From e19ee6e6b5b99d68d0995158d884c75675127c65 Mon Sep 17 00:00:00 2001
From: Kevin Day <thekevinday@gmail.com>
Date: Sat, 14 Sep 2019 15:59:45 -0500
Subject: [PATCH] Progress: begin converting byte_dump to using
 f_utf_character_is_valid()

The function, f_utf_character_is_valid(), can be a bit expensive, so only call it if the current character is not already known to be invalid.

The function, byte_dump_print_text(), will need to be updated as well, given that the invalid range now includes some sequences currently being swapped with a space.
---
 level_3/byte_dump/c/private-byte_dump.c | 85 ++++---------------------
 1 file changed, 12 insertions(+), 73 deletions(-)

diff --git a/level_3/byte_dump/c/private-byte_dump.c b/level_3/byte_dump/c/private-byte_dump.c
index 014efcf12..354b70d97 100644
--- a/level_3/byte_dump/c/private-byte_dump.c
+++ b/level_3/byte_dump/c/private-byte_dump.c
@@ -129,67 +129,18 @@
       }
 
       // At this point: an ASCII character is collected, the entire UTF-8 character sequence is collected, or an invalid UTF-8 was processed.
-
-      // Handle special case invalid situations, 0xc0 and 0xc1 are used for two-byte encoding of a 7-bit ASCII but are considered invalid by UTF-8.
-      // Does not include 0xc0 0x80 because this is considered a overlong NULL in UTF-8, which is a valid NULL.

**Tasks to carry out**
• 1. Answer these about the patch:
(a) Which file does it change?
(b) How many insertions and deletions does it report?
(c) Why should f_utf_character_is_valid() be called only when the current character is not already known to be invalid?
• 2. Shorten the paragraph of the patch that begins "The function, byte_dump_print_text()" into one brief sentence that keeps its main facts.
• 3. Reproduce the patch from "The function, byte_dump_print_text(), will" to "insertions(+), 73 deletions(-)", character for character.
The items that come next have no connection to the patch.

**Entries shown**
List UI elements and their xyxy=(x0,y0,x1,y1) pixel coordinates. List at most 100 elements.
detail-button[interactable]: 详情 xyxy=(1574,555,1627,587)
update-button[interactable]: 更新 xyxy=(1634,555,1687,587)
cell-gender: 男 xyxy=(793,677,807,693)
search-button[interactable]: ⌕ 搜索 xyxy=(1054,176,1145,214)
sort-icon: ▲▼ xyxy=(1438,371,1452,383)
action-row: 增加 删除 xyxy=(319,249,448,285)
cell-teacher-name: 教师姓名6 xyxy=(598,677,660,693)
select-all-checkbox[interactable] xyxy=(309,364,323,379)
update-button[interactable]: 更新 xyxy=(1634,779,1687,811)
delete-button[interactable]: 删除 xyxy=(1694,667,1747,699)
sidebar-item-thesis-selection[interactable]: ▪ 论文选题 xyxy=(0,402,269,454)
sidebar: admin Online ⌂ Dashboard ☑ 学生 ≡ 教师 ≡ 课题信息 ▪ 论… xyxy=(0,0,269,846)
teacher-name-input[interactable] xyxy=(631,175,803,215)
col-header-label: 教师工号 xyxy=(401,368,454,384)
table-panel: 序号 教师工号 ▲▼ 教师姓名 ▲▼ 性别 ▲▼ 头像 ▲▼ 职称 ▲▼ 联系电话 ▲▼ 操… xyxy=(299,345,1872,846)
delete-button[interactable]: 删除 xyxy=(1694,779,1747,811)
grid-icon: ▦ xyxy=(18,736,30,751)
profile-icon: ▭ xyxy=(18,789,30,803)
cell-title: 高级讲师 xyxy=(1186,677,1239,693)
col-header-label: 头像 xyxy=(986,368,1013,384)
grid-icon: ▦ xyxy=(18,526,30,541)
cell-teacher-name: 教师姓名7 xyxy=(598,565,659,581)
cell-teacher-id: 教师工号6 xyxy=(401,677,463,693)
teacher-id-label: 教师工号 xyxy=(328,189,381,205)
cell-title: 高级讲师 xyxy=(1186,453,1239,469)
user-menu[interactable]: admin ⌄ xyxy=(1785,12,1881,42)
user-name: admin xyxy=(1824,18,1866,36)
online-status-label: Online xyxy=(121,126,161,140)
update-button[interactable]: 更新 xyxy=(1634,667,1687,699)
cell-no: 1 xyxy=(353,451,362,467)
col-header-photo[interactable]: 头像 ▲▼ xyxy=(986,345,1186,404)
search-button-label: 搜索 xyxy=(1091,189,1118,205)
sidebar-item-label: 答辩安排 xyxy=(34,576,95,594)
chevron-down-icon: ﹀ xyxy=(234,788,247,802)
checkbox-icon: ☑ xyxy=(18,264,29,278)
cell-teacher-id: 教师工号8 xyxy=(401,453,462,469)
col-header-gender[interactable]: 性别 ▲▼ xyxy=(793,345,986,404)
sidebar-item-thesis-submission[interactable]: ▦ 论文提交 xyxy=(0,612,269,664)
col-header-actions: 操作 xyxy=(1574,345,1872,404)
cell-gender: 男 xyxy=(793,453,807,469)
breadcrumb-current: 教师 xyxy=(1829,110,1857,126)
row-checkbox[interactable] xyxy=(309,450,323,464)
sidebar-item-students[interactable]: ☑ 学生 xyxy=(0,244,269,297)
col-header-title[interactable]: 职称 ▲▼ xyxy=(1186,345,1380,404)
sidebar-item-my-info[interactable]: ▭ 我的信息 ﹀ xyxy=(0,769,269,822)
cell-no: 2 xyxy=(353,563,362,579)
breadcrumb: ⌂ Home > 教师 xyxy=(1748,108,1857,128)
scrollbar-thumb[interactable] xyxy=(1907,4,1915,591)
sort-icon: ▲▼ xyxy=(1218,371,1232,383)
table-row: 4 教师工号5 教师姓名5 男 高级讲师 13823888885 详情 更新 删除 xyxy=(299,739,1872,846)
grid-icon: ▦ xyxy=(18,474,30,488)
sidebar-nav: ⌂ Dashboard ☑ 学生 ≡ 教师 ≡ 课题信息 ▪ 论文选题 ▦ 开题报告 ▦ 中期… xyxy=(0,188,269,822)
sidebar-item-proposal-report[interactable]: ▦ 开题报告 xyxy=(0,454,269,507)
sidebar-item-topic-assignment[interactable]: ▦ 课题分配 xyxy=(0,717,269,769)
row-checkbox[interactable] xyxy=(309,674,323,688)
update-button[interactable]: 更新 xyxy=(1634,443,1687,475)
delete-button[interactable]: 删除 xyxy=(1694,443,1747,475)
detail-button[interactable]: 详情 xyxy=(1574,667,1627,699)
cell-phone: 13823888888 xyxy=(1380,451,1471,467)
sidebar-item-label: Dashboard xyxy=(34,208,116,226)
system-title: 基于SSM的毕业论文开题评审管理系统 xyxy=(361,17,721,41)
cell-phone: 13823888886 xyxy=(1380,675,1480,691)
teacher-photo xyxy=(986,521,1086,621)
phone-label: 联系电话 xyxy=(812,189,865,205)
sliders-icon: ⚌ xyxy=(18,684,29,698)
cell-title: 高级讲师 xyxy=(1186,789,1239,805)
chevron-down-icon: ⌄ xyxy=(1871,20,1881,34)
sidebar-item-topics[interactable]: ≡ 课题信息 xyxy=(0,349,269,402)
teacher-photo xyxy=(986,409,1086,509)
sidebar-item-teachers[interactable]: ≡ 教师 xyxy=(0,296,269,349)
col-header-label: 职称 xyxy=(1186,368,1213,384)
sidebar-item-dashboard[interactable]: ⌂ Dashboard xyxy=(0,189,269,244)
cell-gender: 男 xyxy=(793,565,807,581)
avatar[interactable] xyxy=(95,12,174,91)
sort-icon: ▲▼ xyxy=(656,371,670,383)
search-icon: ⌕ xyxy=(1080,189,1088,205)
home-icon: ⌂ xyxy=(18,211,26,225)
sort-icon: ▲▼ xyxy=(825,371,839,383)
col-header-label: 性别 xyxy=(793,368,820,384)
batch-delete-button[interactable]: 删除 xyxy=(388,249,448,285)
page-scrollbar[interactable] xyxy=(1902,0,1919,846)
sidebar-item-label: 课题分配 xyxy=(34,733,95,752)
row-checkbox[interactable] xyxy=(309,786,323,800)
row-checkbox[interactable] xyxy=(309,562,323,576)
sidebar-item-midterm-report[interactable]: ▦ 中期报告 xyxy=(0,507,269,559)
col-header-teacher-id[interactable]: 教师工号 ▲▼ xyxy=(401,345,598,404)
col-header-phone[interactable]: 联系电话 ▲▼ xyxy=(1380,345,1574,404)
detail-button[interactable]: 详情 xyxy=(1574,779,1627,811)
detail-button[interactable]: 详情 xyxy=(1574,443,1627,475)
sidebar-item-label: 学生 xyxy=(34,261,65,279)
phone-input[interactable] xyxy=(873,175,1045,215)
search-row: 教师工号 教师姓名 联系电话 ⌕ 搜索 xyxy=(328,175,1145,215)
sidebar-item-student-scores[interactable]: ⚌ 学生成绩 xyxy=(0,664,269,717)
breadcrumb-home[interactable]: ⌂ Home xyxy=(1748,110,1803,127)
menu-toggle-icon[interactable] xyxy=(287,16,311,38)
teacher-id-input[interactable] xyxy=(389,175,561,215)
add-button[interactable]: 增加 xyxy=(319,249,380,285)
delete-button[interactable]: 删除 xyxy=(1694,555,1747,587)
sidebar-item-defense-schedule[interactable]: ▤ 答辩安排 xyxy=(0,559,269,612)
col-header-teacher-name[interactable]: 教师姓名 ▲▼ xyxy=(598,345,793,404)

**Solutions**
• 1.
(a) level_3/byte_dump/c/private-byte_dump.c
(b) 12 insertions and 73 deletions.
(c) Because the function can be a bit expensive.

• 2. byte_dump_print_text() must also be updated, because the invalid range now includes some sequences that are currently swapped with a space.

• 3.
The function, byte_dump_print_text(), will need to be updated as well, given that the invalid range now includes some sequences currently being swapped with a space.
---
 level_3/byte_dump/c/private-byte_dump.c | 85 ++++---------------------
 1 file changed, 12 insertions(+), 73 deletions(-)